__TASK PROMPT__
Look through the data below. Pick out the lines holding the string "rate".

* Begin RECORDS TO USE *

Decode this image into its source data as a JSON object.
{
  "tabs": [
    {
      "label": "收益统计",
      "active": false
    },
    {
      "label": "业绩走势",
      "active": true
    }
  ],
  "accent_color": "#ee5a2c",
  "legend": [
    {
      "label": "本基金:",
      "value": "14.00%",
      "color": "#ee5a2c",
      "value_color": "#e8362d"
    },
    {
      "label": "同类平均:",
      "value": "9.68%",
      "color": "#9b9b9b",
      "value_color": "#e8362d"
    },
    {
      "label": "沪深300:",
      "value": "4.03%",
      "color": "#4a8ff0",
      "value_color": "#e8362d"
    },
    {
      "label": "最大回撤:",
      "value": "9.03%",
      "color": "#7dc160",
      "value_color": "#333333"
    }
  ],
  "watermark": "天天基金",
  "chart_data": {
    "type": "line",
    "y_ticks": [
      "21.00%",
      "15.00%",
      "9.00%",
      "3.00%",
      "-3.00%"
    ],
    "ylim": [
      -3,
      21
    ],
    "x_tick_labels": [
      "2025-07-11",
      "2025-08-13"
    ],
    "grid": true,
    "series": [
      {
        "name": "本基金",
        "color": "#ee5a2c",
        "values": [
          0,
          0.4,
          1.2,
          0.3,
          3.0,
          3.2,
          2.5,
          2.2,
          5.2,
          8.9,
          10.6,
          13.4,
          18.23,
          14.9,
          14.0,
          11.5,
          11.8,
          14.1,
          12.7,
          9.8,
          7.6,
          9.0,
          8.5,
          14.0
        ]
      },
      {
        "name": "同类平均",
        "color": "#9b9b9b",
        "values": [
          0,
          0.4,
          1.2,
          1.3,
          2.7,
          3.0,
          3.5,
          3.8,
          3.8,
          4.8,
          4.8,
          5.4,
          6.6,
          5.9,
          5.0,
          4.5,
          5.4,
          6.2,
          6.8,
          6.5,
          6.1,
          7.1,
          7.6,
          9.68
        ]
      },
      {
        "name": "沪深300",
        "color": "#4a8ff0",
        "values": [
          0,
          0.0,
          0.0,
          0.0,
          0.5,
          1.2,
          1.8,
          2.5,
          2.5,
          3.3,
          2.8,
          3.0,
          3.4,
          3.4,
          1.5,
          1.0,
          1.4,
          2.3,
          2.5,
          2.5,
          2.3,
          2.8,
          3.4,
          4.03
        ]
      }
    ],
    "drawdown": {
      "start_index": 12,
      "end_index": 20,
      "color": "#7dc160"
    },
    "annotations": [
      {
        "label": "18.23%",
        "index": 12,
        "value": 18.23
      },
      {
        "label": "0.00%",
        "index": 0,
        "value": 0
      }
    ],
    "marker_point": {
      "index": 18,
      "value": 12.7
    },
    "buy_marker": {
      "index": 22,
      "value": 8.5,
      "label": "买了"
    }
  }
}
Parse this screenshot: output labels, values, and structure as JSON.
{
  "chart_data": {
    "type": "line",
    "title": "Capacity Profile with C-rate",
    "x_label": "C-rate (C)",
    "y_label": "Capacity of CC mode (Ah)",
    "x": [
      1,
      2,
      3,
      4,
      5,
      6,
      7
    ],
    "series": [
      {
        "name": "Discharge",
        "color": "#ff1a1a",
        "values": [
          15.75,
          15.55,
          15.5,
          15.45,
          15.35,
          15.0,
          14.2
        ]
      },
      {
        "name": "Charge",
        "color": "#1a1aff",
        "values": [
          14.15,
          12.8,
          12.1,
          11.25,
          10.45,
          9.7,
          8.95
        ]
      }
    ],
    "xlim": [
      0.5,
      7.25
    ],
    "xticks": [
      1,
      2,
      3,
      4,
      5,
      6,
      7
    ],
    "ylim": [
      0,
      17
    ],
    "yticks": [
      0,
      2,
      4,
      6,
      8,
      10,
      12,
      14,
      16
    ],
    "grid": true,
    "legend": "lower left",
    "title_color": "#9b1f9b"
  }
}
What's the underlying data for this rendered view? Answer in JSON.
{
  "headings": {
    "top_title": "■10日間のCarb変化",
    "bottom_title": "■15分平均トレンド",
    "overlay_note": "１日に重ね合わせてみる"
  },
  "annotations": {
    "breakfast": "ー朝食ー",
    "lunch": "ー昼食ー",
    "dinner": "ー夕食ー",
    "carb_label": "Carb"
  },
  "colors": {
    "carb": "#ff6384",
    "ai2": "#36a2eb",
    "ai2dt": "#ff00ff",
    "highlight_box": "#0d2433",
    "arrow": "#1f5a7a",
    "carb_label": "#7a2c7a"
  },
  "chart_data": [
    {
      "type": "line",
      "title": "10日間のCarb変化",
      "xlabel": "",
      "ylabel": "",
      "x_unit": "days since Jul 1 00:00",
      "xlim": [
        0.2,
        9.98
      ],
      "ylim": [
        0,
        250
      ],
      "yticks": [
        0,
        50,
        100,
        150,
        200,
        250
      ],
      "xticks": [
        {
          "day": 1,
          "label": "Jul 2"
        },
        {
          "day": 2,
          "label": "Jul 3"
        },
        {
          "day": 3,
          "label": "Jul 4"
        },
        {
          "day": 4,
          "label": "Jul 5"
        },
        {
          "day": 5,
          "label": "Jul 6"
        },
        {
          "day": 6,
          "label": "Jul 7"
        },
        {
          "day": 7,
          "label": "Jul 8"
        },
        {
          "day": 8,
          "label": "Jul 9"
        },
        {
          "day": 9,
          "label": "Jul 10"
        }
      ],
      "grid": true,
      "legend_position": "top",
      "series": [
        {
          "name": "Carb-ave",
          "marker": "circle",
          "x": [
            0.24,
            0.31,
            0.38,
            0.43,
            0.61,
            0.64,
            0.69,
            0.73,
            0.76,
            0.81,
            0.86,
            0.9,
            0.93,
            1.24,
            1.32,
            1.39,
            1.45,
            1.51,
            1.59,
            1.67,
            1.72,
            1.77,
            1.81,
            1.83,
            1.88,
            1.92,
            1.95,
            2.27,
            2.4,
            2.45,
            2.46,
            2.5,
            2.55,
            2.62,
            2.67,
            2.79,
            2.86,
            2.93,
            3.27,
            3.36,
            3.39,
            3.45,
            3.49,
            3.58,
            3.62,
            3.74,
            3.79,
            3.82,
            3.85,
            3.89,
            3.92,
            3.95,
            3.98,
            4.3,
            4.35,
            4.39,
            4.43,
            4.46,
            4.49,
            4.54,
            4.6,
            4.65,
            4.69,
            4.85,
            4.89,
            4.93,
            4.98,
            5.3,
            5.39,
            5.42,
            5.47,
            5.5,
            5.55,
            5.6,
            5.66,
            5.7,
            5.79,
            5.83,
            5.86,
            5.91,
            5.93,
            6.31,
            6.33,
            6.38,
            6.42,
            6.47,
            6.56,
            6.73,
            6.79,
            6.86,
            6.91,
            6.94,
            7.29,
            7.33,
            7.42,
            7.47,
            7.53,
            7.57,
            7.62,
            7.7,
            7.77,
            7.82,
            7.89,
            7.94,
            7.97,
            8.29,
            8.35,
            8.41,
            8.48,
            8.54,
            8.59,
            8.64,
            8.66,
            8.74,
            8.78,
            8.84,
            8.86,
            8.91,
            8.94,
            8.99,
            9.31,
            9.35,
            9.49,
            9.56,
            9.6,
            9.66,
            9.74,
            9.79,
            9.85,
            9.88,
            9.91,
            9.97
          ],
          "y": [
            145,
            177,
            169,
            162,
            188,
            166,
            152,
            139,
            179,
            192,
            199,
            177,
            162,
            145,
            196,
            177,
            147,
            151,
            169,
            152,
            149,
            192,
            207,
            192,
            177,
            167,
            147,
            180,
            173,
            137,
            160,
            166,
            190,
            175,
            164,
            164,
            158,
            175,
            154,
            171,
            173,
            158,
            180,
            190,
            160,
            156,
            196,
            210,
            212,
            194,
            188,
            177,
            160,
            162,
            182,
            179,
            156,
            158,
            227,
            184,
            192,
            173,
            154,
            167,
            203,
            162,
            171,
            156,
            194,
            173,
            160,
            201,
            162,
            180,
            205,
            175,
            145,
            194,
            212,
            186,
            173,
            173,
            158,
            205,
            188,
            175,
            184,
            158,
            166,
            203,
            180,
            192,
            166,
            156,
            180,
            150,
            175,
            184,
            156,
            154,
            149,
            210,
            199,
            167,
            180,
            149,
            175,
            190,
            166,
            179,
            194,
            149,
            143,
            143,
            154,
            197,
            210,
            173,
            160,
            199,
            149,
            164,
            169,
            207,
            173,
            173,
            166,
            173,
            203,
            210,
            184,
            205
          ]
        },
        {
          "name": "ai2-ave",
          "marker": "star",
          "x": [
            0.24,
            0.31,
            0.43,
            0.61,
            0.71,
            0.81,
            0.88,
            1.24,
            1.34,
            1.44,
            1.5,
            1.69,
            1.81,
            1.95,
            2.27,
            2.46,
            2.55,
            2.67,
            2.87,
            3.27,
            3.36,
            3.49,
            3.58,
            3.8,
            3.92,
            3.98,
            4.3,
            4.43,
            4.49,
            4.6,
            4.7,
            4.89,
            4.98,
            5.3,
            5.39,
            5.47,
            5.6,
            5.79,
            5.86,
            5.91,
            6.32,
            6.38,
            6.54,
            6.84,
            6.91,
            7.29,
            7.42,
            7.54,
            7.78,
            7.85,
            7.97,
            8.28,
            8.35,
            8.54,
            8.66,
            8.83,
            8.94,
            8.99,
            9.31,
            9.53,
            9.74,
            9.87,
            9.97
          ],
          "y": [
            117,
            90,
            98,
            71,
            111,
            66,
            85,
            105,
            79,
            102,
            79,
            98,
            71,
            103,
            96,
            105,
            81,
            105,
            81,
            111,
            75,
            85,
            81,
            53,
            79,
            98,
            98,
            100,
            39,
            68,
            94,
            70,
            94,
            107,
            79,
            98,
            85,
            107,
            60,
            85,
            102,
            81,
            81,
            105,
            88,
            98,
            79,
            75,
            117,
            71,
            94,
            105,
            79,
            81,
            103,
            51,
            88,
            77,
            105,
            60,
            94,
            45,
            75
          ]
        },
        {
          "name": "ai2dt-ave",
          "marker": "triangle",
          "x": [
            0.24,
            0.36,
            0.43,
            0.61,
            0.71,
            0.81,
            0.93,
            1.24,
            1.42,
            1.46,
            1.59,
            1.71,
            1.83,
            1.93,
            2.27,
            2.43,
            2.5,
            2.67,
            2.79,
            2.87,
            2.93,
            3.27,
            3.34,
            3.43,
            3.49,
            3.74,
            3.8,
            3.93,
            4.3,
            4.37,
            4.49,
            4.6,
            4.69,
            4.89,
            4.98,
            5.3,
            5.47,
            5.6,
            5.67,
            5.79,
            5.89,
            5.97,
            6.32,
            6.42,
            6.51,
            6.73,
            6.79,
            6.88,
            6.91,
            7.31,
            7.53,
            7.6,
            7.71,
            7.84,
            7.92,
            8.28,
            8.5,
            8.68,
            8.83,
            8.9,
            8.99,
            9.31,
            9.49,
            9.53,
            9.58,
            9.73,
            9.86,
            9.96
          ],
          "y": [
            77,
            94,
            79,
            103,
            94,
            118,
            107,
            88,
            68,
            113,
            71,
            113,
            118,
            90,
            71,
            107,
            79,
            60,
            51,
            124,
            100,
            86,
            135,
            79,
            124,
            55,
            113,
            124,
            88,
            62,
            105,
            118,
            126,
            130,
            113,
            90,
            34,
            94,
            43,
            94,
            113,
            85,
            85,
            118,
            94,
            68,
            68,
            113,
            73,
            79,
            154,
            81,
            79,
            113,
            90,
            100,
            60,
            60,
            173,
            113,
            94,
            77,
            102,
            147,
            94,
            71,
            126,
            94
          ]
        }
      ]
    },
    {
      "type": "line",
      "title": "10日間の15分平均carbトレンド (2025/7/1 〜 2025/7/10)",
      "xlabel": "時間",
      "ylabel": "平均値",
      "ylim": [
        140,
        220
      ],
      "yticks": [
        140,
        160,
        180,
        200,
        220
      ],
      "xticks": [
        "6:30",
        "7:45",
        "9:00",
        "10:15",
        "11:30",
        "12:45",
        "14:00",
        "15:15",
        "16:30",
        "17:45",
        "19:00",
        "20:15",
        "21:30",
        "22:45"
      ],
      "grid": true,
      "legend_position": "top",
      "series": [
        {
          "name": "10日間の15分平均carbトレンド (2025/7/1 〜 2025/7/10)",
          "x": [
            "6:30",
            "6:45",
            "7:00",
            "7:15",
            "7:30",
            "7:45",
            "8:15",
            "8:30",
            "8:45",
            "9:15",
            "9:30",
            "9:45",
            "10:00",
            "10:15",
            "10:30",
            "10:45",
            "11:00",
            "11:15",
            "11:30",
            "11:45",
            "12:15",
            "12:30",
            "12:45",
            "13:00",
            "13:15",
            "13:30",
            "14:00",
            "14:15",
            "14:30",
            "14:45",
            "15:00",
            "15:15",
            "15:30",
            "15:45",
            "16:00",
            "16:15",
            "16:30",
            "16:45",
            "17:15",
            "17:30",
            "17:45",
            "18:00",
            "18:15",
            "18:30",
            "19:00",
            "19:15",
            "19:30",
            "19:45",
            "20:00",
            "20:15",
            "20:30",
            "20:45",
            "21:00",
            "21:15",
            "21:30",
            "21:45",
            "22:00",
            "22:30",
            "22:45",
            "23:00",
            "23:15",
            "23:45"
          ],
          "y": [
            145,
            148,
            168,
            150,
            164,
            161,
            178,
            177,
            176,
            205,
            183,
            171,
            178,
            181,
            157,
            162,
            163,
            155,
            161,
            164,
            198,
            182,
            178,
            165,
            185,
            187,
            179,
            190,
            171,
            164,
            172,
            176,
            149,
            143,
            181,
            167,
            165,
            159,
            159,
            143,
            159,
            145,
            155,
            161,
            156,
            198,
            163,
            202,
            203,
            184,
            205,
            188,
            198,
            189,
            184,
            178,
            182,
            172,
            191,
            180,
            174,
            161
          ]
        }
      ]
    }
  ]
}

* End RECORDS TO USE *

__PROBLEM SOLUTION__
    "title": "Capacity Profile with C-rate",
    "x_label": "C-rate (C)",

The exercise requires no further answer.